-- What needs to be done --
Transcribe exactly the lines from the one holding "Give me a plain-text" to the end of the data below, including both of those lines and no others.
---------- Records for the task ----------
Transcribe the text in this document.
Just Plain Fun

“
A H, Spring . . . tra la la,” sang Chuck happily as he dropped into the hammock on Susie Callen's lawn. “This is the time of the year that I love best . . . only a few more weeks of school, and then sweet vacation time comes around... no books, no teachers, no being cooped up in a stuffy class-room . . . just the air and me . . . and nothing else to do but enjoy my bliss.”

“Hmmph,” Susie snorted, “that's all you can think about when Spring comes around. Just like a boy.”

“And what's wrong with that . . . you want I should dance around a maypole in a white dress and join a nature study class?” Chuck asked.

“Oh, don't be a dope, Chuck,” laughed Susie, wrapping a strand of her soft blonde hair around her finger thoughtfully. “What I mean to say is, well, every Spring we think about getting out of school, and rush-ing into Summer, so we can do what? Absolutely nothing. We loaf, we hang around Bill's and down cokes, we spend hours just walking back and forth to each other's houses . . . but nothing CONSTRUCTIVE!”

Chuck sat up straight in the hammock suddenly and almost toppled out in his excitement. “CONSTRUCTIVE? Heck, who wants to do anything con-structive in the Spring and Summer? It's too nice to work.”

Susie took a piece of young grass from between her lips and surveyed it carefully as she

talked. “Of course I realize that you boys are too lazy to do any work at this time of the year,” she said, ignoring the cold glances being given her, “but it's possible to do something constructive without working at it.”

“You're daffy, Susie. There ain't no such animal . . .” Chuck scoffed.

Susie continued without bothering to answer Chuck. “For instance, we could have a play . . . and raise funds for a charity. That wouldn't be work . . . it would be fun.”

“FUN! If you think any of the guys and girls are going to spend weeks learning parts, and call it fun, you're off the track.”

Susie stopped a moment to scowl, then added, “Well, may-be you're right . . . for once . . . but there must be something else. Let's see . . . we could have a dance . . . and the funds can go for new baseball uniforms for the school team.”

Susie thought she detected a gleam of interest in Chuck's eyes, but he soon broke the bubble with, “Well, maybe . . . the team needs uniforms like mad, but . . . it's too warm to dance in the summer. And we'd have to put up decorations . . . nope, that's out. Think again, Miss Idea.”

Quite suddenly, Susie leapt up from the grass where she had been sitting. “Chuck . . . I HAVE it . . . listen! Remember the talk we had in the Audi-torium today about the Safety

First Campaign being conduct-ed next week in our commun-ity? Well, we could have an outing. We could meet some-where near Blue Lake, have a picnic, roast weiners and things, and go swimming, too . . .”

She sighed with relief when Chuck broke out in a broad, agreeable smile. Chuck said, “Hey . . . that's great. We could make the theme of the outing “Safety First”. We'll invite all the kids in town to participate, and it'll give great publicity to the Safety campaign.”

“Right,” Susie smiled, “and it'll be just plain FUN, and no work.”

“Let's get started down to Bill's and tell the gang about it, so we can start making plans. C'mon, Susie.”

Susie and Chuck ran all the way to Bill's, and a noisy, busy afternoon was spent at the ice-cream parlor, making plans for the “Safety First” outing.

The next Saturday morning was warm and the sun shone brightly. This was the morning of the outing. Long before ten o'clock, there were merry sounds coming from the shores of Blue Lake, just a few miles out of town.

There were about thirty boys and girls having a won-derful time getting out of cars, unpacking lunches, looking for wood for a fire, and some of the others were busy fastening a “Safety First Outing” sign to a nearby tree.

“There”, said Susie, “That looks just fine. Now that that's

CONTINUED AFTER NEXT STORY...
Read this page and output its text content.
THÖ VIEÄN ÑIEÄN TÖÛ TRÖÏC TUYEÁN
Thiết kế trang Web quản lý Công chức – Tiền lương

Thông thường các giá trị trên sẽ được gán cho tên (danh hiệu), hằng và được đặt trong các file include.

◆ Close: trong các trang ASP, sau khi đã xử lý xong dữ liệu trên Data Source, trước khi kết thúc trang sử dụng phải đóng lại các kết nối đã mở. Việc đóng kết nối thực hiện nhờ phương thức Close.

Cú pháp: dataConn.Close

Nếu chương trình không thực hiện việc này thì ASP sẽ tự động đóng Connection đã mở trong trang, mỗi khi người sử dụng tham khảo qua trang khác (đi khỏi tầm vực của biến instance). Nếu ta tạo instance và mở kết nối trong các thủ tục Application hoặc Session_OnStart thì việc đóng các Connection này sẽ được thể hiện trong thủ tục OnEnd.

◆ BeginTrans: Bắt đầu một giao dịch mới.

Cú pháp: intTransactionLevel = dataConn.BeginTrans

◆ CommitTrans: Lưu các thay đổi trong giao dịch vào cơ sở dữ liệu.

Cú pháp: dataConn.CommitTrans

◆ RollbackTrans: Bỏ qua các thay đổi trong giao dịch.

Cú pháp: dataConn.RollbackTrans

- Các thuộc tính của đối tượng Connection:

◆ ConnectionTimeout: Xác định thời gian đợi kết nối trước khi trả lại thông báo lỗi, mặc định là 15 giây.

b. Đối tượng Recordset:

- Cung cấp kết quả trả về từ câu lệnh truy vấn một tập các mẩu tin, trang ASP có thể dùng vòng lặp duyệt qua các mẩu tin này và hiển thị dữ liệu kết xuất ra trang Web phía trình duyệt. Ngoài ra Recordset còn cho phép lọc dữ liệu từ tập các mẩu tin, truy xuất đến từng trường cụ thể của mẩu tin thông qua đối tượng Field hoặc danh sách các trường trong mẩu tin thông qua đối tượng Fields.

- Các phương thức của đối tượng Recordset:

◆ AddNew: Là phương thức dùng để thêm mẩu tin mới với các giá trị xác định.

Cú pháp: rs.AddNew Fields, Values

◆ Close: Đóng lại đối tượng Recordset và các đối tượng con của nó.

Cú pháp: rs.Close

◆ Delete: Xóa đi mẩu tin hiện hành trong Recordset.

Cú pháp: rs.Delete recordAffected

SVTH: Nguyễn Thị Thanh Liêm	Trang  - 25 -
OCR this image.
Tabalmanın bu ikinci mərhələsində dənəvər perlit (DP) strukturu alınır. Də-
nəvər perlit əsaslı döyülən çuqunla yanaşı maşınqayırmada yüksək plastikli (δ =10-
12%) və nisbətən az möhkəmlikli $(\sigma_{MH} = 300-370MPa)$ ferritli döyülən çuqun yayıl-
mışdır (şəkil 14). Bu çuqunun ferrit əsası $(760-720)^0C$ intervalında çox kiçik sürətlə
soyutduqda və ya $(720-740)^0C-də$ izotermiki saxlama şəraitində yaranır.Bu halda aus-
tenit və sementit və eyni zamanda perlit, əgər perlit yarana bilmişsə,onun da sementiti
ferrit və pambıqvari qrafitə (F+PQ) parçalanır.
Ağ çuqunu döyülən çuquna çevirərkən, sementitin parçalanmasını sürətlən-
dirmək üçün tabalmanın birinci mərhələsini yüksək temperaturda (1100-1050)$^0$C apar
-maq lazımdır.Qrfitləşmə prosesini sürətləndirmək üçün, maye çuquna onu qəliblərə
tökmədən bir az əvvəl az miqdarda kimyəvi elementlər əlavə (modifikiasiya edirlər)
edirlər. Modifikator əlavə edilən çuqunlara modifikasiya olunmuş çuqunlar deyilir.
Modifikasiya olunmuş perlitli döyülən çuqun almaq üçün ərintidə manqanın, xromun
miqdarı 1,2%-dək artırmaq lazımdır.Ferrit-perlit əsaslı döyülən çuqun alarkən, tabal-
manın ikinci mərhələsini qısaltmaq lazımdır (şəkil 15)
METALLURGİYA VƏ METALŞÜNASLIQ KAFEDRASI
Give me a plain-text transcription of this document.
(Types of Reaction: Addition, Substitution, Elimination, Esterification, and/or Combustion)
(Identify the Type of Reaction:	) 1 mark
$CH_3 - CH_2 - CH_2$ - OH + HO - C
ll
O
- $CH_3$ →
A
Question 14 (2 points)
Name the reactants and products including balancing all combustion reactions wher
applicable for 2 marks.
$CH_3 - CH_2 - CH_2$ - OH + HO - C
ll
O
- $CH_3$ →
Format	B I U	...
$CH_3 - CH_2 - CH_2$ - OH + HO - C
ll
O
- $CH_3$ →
----------
-- Written answer --
Give me a plain-text transcription of this document.
(Types of Reaction: Addition, Substitution, Elimination, Esterification, and/or Combustion)
(Identify the Type of Reaction:	) 1 mark
$CH_3 - CH_2 - CH_2$ - OH + HO - C
ll
O
- $CH_3$ →
A
Question 14 (2 points)
Name the reactants and products including balancing all combustion reactions wher
applicable for 2 marks.
$CH_3 - CH_2 - CH_2$ - OH + HO - C
ll
O
- $CH_3$ →
Format	B I U	...
$CH_3 - CH_2 - CH_2$ - OH + HO - C
ll
O
- $CH_3$ →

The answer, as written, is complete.